WHAT IS REQUIRED: Look through the records below and collect all lines that hold the string "olarak".

RECORDS TO USE:
= = =

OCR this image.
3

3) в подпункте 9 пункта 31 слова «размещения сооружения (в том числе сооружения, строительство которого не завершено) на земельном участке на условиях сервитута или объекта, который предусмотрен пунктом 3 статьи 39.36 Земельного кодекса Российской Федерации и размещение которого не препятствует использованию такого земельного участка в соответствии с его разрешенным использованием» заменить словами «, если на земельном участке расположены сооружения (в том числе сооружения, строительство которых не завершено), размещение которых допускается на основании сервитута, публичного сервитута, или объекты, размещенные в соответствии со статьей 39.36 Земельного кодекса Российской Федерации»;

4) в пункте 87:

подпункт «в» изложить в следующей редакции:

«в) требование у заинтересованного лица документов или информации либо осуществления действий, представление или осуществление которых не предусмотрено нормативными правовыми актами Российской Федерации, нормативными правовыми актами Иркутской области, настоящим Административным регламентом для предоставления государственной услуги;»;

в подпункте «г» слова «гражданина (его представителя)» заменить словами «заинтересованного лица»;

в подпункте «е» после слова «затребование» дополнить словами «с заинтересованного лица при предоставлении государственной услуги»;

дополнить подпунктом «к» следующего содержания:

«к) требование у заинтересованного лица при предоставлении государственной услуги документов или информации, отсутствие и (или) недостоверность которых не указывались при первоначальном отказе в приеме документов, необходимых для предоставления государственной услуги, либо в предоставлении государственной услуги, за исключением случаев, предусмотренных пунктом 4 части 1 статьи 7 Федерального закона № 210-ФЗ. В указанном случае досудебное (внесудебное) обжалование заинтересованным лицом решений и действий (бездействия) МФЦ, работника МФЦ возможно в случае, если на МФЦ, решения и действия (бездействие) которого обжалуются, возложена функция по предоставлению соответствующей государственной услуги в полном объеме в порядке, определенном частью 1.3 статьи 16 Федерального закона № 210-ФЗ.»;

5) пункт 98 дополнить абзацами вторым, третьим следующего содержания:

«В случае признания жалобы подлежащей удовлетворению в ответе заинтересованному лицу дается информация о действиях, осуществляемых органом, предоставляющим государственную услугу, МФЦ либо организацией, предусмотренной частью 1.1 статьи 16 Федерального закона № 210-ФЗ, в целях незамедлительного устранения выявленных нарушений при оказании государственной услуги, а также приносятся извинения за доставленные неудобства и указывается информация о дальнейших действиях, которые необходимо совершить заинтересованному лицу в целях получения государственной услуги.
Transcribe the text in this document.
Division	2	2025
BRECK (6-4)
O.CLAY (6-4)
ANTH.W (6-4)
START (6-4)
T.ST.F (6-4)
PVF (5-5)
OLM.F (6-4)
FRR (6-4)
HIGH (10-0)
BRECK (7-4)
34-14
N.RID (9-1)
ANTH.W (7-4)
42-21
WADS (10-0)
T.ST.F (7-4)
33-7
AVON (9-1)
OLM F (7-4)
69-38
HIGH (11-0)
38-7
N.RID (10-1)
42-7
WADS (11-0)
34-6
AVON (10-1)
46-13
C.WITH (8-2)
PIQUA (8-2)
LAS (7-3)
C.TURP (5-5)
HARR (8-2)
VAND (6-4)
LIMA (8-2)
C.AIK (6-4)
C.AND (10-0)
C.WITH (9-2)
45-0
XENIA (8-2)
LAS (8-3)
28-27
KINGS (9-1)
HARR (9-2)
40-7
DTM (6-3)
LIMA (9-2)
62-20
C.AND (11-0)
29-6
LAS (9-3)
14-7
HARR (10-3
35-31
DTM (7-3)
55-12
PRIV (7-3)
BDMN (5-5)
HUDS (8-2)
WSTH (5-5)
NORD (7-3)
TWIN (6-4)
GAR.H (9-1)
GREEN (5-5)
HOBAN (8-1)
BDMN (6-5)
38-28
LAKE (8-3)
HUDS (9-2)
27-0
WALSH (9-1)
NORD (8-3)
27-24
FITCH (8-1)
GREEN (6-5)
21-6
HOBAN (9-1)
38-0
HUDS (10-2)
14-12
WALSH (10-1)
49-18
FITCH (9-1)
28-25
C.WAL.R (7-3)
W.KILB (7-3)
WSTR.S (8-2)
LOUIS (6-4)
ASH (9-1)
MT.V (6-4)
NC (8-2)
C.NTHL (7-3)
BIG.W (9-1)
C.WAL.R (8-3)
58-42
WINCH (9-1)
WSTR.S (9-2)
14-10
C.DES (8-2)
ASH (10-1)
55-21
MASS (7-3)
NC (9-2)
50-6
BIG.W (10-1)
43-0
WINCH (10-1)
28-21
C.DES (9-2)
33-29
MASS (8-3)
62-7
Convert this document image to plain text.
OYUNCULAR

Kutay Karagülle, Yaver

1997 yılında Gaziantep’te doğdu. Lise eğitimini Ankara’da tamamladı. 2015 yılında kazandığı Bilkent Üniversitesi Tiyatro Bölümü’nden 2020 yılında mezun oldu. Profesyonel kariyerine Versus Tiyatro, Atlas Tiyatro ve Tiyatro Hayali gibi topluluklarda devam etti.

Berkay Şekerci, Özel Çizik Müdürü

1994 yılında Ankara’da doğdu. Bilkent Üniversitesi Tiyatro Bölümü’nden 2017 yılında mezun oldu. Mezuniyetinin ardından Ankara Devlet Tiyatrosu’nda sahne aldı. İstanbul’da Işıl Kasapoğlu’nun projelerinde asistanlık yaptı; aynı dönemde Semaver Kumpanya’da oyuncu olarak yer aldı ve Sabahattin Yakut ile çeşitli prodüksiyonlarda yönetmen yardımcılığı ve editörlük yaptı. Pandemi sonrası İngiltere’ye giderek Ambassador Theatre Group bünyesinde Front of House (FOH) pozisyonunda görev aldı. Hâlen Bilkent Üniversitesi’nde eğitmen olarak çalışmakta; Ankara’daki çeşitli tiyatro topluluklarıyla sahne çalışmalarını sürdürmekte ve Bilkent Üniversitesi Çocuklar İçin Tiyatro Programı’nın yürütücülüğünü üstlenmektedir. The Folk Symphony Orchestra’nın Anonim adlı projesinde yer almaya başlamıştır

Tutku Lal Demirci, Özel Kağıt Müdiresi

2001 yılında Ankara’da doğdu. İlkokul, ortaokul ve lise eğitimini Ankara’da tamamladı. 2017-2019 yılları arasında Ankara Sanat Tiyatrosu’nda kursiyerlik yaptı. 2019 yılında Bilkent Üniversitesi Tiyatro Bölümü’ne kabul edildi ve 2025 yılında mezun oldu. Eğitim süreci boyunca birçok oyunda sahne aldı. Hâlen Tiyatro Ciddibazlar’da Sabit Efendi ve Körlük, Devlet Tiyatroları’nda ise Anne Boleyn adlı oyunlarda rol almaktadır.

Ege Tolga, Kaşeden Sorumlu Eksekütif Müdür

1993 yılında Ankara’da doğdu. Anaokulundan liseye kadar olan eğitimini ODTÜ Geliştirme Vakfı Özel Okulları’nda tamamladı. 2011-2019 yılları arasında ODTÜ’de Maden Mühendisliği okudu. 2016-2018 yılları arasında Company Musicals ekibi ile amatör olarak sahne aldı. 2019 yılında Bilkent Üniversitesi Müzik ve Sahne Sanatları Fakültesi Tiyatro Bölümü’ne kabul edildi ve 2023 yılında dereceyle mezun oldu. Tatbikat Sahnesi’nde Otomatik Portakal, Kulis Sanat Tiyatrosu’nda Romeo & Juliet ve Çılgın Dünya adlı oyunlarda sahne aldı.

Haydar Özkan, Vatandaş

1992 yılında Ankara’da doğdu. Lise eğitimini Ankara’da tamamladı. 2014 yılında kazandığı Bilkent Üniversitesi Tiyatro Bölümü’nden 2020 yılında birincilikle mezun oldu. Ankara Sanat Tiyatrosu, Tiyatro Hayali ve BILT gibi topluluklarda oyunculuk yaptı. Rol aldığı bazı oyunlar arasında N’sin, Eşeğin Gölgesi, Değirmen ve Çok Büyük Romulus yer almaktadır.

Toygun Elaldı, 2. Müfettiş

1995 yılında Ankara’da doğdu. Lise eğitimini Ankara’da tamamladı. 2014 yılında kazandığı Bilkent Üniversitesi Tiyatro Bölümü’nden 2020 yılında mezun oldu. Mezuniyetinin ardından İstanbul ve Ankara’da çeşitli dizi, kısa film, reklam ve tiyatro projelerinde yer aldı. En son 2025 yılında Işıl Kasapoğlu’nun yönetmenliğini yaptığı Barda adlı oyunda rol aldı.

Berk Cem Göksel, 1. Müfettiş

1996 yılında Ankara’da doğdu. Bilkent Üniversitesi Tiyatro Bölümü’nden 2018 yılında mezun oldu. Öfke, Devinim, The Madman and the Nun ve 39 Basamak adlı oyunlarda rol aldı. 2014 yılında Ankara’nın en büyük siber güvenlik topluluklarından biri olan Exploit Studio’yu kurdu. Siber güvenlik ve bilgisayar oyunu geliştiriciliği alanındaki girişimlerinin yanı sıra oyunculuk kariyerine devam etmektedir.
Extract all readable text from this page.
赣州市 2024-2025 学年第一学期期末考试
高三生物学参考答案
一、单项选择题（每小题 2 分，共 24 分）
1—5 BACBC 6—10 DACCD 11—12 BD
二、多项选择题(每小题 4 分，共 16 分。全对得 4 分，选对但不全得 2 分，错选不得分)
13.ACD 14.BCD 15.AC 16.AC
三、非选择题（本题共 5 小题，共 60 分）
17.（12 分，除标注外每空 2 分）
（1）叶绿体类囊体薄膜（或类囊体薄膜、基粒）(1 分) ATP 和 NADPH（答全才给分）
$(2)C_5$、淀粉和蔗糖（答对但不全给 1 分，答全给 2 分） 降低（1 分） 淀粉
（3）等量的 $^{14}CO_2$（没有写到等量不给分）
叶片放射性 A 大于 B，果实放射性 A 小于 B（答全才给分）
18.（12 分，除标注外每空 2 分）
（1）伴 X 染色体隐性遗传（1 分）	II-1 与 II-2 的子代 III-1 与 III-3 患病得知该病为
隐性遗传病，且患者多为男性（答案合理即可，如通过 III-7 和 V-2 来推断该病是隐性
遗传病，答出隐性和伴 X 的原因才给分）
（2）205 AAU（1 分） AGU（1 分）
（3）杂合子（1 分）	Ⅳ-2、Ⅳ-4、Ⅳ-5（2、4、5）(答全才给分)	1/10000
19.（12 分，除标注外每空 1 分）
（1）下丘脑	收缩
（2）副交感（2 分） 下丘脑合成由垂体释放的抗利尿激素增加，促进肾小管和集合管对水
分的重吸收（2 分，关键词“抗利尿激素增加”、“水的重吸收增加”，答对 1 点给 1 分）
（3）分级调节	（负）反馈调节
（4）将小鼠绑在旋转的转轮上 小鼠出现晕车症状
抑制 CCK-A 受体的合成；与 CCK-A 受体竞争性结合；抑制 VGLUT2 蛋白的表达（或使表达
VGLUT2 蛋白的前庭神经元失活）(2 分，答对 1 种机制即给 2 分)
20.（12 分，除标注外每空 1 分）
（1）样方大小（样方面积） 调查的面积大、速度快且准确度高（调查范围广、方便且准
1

= = =

RESPONSE TO THIS TASK:
1994 yılında Ankara’da doğdu. Bilkent Üniversitesi Tiyatro Bölümü’nden 2017 yılında mezun oldu. Mezuniyetinin ardından Ankara Devlet Tiyatrosu’nda sahne aldı. İstanbul’da Işıl Kasapoğlu’nun projelerinde asistanlık yaptı; aynı dönemde Semaver Kumpanya’da oyuncu olarak yer aldı ve Sabahattin Yakut ile çeşitli prodüksiyonlarda yönetmen yardımcılığı ve editörlük yaptı. Pandemi sonrası İngiltere’ye giderek Ambassador Theatre Group bünyesinde Front of House (FOH) pozisyonunda görev aldı. Hâlen Bilkent Üniversitesi’nde eğitmen olarak çalışmakta; Ankara’daki çeşitli tiyatro topluluklarıyla sahne çalışmalarını sürdürmekte ve Bilkent Üniversitesi Çocuklar İçin Tiyatro Programı’nın yürütücülüğünü üstlenmektedir. The Folk Symphony Orchestra’nın Anonim adlı projesinde yer almaya başlamıştır
1993 yılında Ankara’da doğdu. Anaokulundan liseye kadar olan eğitimini ODTÜ Geliştirme Vakfı Özel Okulları’nda tamamladı. 2011-2019 yılları arasında ODTÜ’de Maden Mühendisliği okudu. 2016-2018 yılları arasında Company Musicals ekibi ile amatör olarak sahne aldı. 2019 yılında Bilkent Üniversitesi Müzik ve Sahne Sanatları Fakültesi Tiyatro Bölümü’ne kabul edildi ve 2023 yılında dereceyle mezun oldu. Tatbikat Sahnesi’nde Otomatik Portakal, Kulis Sanat Tiyatrosu’nda Romeo & Juliet ve Çılgın Dünya adlı oyunlarda sahne aldı.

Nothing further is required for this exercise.